§ Short task
Output every line exactly as written. Leave out pictures.

§ Data for this task
---

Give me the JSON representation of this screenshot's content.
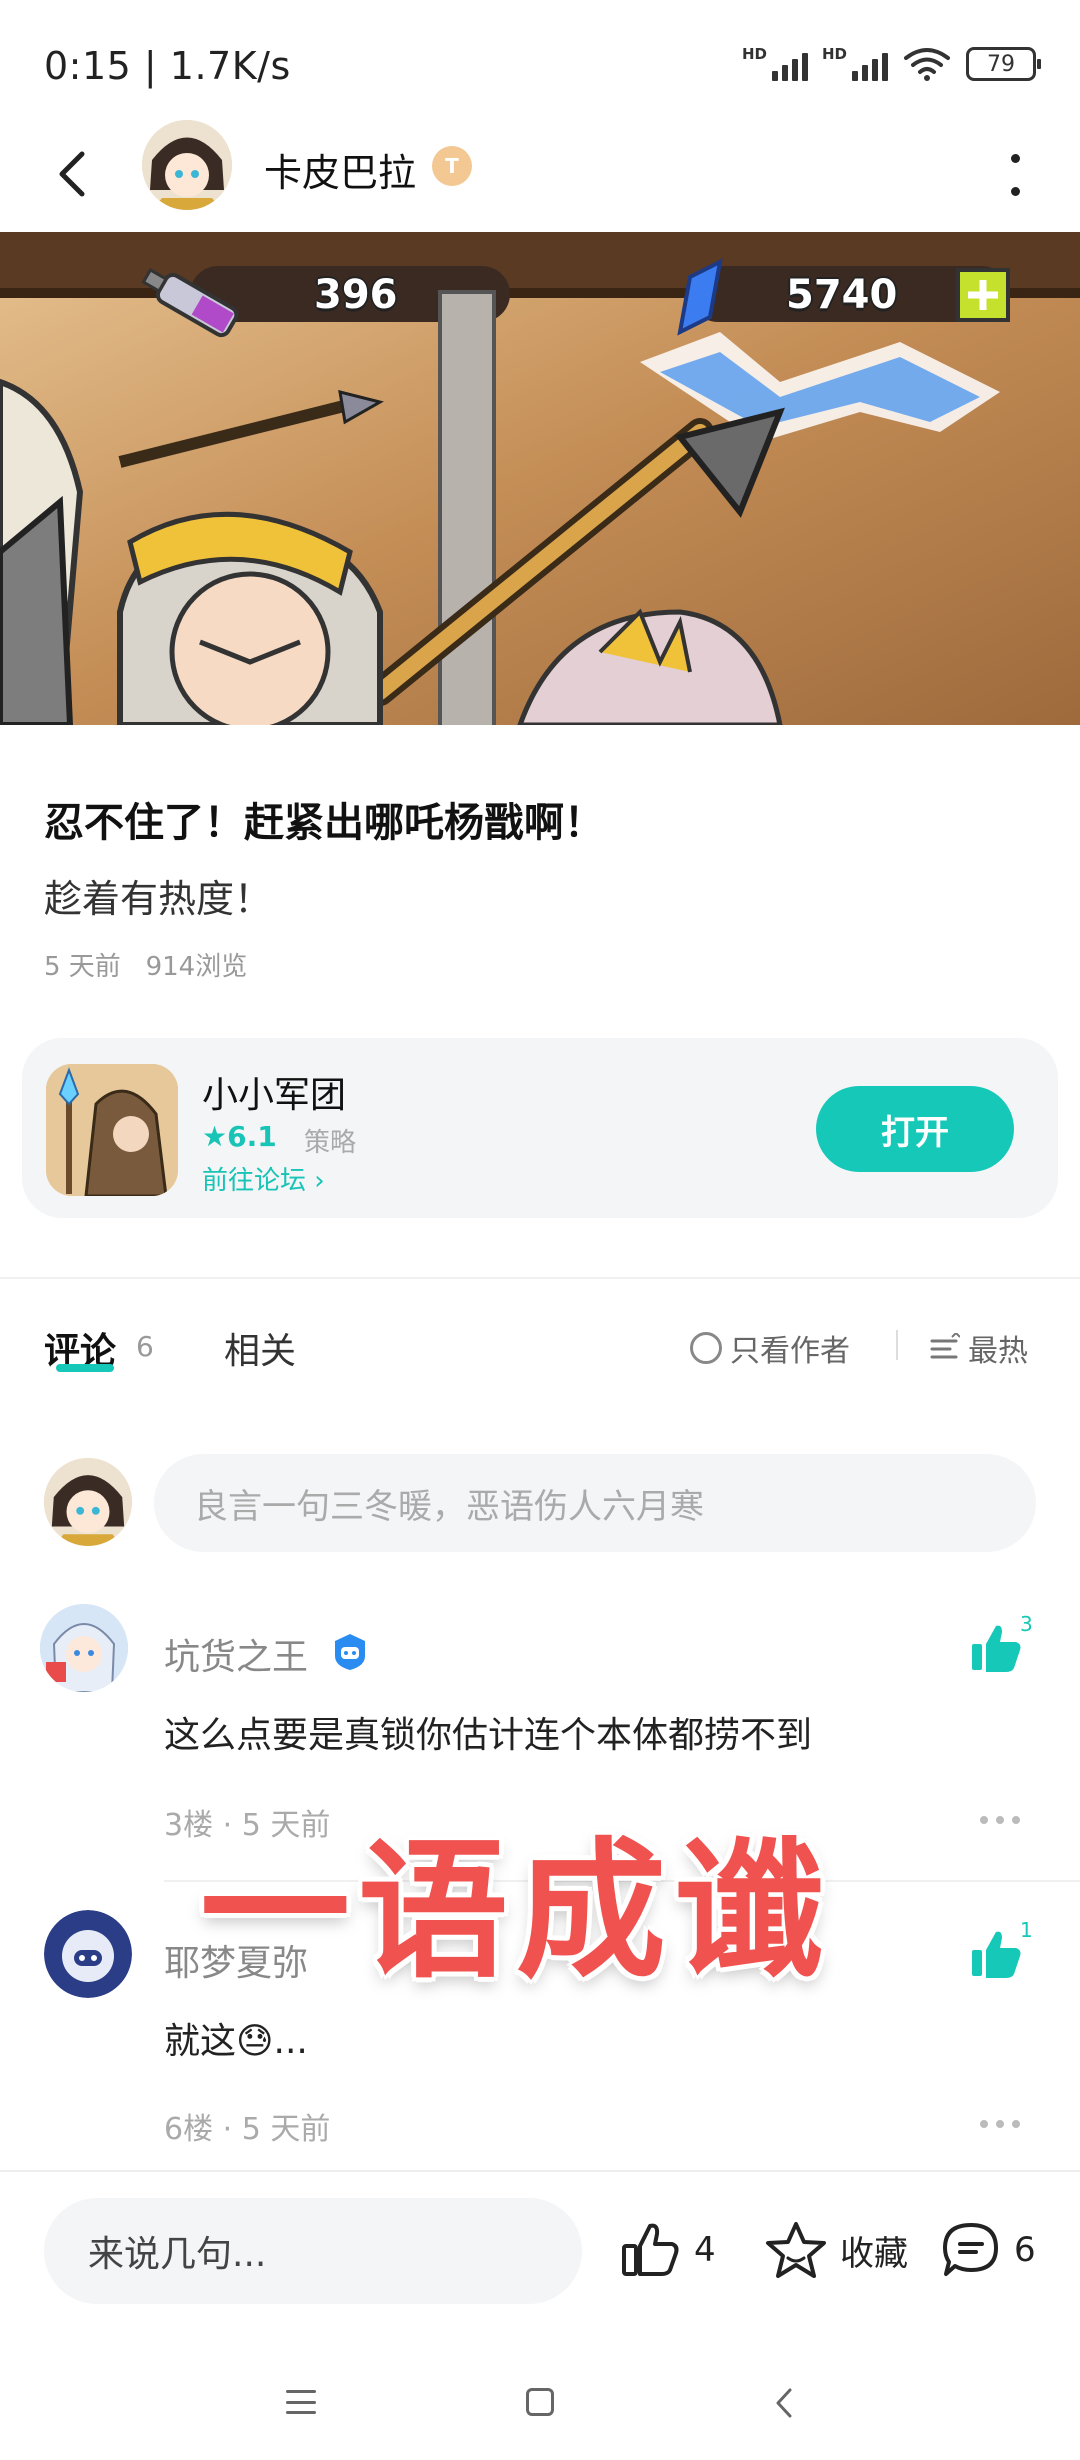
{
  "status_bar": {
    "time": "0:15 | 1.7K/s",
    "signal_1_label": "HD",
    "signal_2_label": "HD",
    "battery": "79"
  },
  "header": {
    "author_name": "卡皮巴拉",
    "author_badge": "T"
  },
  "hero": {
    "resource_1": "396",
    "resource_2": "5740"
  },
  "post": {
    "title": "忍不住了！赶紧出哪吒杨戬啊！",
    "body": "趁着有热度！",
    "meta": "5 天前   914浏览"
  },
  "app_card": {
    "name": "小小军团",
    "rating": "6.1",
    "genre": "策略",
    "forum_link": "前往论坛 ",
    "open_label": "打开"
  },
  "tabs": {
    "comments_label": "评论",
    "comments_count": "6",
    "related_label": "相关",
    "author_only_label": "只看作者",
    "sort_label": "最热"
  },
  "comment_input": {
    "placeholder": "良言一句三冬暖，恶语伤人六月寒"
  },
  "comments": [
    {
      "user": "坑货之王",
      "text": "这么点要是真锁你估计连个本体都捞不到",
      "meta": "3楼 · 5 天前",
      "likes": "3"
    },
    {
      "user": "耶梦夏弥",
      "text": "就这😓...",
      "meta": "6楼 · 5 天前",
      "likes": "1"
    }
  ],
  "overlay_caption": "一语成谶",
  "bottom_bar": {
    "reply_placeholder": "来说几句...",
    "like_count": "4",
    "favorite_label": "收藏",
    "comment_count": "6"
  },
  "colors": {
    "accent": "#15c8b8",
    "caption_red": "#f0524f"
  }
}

---

§ Written answer
Give me the JSON representation of this screenshot's content.
{
  "status_bar": {
    "time": "0:15 | 1.7K/s",
    "signal_1_label": "HD",
    "signal_2_label": "HD",
    "battery": "79"
  },
  "header": {
    "author_name": "卡皮巴拉",
    "author_badge": "T"
  },
  "hero": {
    "resource_1": "396",
    "resource_2": "5740"
  },
  "post": {
    "title": "忍不住了！赶紧出哪吒杨戬啊！",
    "body": "趁着有热度！",
    "meta": "5 天前   914浏览"
  },
  "app_card": {
    "name": "小小军团",
    "rating": "6.1",
    "genre": "策略",
    "forum_link": "前往论坛 ",
    "open_label": "打开"
  },
  "tabs": {
    "comments_label": "评论",
    "comments_count": "6",
    "related_label": "相关",
    "author_only_label": "只看作者",
    "sort_label": "最热"
  },
  "comment_input": {
    "placeholder": "良言一句三冬暖，恶语伤人六月寒"
  },
  "comments": [
    {
      "user": "坑货之王",
      "text": "这么点要是真锁你估计连个本体都捞不到",
      "meta": "3楼 · 5 天前",
      "likes": "3"
    },
    {
      "user": "耶梦夏弥",
      "text": "就这😓...",
      "meta": "6楼 · 5 天前",
      "likes": "1"
    }
  ],
  "overlay_caption": "一语成谶",
  "bottom_bar": {
    "reply_placeholder": "来说几句...",
    "like_count": "4",
    "favorite_label": "收藏",
    "comment_count": "6"
  },
  "colors": {
    "accent": "#15c8b8",
    "caption_red": "#f0524f"
  }
}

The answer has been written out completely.